REQUIRED ACTION
Select the lines of the records containing the word "receptor" and list them.

DATASET RECORDS
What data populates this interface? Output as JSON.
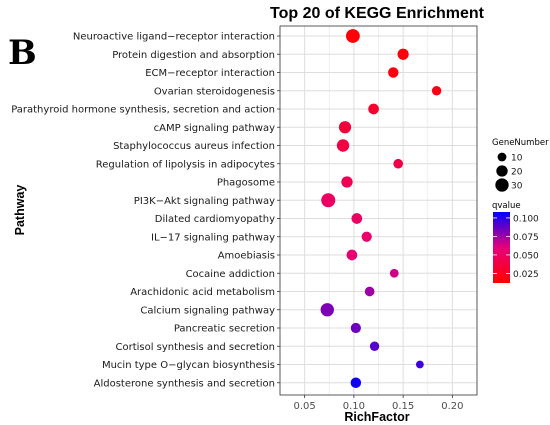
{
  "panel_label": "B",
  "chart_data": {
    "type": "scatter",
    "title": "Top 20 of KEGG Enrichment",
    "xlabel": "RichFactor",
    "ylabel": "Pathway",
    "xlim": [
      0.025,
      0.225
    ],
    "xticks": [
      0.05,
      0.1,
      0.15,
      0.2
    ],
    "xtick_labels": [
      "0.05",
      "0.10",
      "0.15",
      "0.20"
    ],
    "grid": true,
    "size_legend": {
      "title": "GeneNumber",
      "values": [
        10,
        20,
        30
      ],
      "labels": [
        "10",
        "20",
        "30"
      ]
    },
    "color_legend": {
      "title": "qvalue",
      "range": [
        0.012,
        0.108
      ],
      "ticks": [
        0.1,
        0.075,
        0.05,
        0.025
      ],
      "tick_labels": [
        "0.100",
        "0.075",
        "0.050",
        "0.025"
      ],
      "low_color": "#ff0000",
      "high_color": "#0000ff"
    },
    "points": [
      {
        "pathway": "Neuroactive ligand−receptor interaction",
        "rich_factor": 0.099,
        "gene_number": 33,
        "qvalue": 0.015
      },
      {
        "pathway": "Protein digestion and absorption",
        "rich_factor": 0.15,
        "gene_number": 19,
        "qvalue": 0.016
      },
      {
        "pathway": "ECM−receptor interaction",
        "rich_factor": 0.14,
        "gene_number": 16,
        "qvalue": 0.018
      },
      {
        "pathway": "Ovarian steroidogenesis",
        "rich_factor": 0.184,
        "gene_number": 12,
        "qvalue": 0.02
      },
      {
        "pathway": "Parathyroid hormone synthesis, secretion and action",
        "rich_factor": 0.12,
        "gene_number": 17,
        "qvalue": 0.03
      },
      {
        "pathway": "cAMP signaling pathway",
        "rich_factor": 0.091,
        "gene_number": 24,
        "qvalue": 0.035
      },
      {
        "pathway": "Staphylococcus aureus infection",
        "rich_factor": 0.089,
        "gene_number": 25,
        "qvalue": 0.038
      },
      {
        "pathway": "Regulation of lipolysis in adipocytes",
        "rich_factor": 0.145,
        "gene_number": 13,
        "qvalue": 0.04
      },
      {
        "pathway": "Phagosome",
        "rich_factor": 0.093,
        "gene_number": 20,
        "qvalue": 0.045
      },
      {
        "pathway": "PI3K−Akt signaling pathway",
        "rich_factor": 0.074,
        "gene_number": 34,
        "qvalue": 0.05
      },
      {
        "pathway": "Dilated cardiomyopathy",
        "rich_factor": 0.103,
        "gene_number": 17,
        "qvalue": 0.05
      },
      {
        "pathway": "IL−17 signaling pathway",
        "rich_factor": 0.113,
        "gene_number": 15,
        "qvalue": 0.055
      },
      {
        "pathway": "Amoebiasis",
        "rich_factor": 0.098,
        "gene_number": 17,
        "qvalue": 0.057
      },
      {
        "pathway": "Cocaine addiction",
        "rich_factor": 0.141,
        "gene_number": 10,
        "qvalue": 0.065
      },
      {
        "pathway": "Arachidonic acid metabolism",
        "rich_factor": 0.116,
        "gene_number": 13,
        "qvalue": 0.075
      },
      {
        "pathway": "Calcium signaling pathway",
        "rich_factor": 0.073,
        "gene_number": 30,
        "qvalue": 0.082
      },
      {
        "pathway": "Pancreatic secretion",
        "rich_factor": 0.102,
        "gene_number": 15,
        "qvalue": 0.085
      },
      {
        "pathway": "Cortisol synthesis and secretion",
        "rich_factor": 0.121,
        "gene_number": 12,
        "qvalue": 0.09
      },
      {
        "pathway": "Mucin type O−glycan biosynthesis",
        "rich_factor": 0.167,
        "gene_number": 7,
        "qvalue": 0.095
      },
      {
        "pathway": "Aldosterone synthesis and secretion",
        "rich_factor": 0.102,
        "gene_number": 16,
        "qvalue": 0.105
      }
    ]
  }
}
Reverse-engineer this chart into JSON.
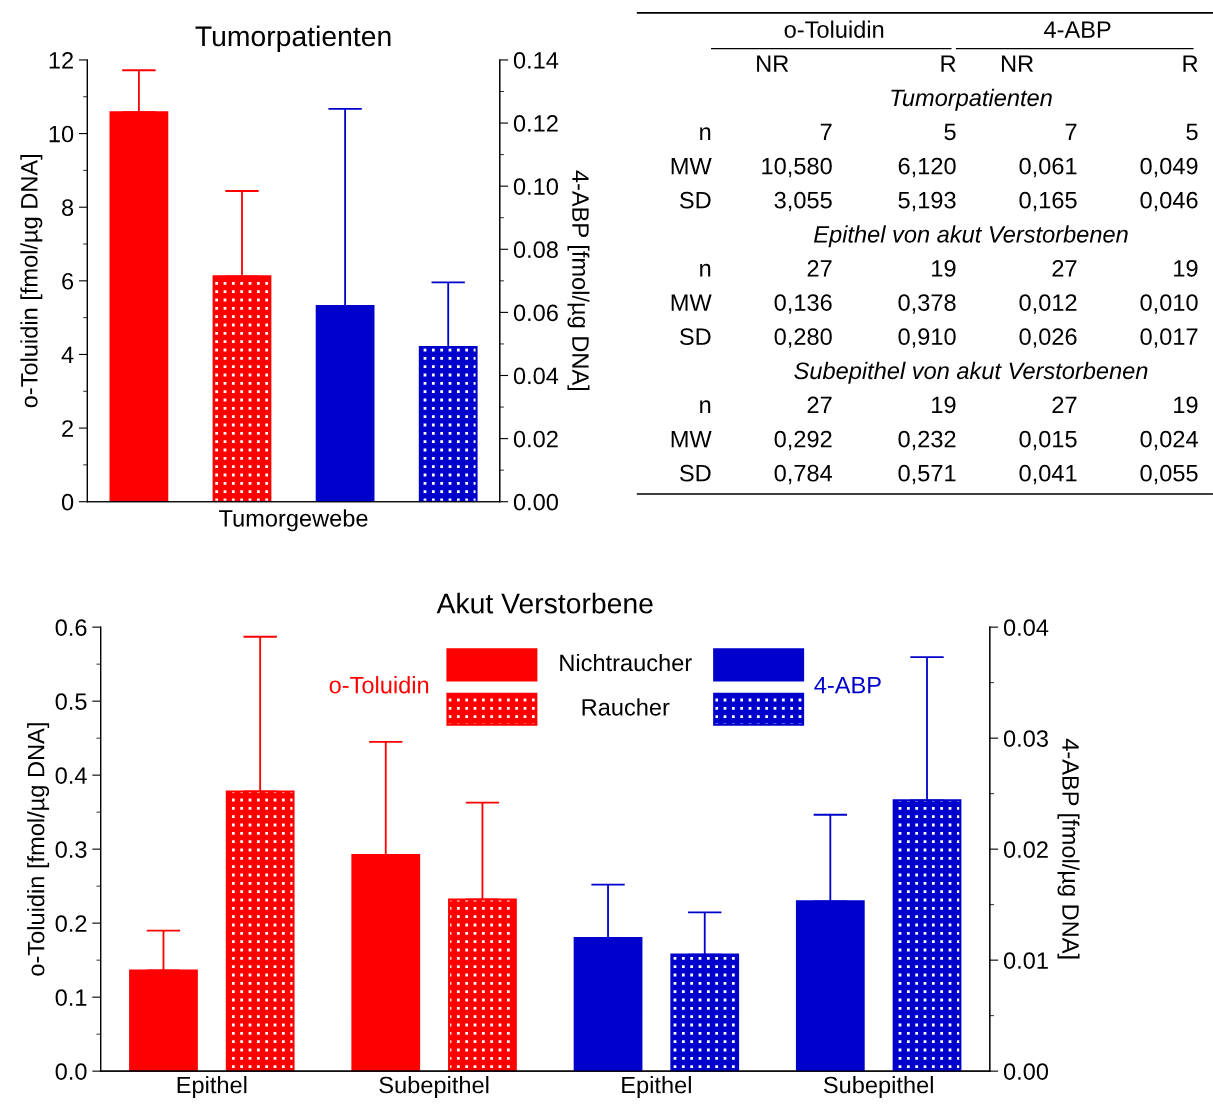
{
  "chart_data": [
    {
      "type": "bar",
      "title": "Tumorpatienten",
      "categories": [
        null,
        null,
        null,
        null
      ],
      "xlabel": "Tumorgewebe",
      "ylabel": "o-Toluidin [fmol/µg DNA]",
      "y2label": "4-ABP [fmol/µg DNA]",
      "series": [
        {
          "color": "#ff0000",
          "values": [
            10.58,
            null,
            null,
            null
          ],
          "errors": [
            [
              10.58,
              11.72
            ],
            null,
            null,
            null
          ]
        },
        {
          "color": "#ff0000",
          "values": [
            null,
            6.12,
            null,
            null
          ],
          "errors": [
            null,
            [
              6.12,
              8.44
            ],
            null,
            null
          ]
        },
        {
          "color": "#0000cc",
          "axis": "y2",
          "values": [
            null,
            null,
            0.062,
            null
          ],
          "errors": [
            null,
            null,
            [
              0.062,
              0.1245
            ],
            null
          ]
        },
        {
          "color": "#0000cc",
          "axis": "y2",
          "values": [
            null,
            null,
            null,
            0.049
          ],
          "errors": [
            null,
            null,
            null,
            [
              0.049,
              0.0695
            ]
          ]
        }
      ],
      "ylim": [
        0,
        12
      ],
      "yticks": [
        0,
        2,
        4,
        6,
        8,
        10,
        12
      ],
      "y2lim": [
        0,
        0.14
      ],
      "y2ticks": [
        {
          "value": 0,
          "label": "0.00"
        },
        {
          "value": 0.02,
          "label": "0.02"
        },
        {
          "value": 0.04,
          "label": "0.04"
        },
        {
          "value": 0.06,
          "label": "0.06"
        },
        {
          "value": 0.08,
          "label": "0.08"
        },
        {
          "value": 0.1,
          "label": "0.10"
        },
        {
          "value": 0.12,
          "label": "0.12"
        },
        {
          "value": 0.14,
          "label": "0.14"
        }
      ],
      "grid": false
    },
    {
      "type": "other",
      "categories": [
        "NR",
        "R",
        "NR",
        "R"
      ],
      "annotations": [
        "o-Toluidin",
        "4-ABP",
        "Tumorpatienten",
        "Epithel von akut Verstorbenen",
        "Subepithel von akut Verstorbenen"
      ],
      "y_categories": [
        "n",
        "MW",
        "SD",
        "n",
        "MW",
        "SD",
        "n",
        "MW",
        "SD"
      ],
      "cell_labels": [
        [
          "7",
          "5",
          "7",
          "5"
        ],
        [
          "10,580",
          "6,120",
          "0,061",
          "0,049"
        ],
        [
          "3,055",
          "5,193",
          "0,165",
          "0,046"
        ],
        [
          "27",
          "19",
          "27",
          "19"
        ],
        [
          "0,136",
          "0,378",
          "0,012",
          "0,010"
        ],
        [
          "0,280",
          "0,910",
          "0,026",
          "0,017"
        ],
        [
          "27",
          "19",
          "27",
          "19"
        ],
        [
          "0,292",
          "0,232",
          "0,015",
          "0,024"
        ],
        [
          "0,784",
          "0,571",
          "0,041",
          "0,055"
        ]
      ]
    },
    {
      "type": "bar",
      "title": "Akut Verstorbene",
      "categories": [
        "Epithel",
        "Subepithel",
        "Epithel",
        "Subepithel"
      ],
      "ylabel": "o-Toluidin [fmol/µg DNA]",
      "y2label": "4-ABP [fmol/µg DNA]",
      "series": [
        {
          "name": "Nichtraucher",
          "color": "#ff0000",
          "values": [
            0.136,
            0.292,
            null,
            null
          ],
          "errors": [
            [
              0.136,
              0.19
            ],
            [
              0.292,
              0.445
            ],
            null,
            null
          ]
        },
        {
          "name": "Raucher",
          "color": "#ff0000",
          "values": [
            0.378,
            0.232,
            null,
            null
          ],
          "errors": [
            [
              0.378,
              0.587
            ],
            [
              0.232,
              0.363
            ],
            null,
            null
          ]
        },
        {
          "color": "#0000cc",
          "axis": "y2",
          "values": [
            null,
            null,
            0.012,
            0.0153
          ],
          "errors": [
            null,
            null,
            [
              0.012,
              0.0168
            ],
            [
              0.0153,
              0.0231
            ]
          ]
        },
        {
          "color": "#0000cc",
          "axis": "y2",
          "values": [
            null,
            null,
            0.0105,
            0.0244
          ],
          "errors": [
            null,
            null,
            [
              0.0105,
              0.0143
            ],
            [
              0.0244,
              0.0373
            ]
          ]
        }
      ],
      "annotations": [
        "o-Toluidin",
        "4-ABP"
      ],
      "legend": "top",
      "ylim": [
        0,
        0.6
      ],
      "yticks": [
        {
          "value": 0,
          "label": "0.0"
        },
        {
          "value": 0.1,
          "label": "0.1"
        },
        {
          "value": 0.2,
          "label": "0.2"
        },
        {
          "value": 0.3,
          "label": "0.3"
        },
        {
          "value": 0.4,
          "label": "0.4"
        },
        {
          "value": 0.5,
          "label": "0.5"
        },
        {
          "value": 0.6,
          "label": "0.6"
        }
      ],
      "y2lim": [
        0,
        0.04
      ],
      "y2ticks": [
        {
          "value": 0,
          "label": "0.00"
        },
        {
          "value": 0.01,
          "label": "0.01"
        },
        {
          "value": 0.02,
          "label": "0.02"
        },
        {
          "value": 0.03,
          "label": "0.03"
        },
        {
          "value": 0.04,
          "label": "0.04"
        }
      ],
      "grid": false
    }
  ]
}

==

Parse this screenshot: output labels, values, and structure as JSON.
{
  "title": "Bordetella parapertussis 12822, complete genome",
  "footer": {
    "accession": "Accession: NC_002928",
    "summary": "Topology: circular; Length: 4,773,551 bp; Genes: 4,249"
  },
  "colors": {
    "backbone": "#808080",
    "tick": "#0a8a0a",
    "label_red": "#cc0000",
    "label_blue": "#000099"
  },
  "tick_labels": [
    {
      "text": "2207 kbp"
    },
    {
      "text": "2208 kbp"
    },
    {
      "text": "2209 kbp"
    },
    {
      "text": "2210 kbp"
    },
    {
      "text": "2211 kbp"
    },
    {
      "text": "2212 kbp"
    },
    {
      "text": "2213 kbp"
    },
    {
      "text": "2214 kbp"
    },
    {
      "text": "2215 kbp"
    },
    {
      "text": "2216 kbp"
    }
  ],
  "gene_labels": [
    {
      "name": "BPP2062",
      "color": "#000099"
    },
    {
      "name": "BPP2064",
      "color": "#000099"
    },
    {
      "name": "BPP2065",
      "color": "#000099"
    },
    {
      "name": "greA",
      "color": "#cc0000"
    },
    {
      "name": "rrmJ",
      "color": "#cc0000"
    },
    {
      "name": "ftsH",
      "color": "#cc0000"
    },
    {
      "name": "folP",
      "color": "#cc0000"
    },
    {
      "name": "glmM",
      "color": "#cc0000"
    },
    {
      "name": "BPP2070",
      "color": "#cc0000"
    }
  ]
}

ANSWER
        "pathway": "Neuroactive ligand−receptor interaction",
        "pathway": "ECM−receptor interaction",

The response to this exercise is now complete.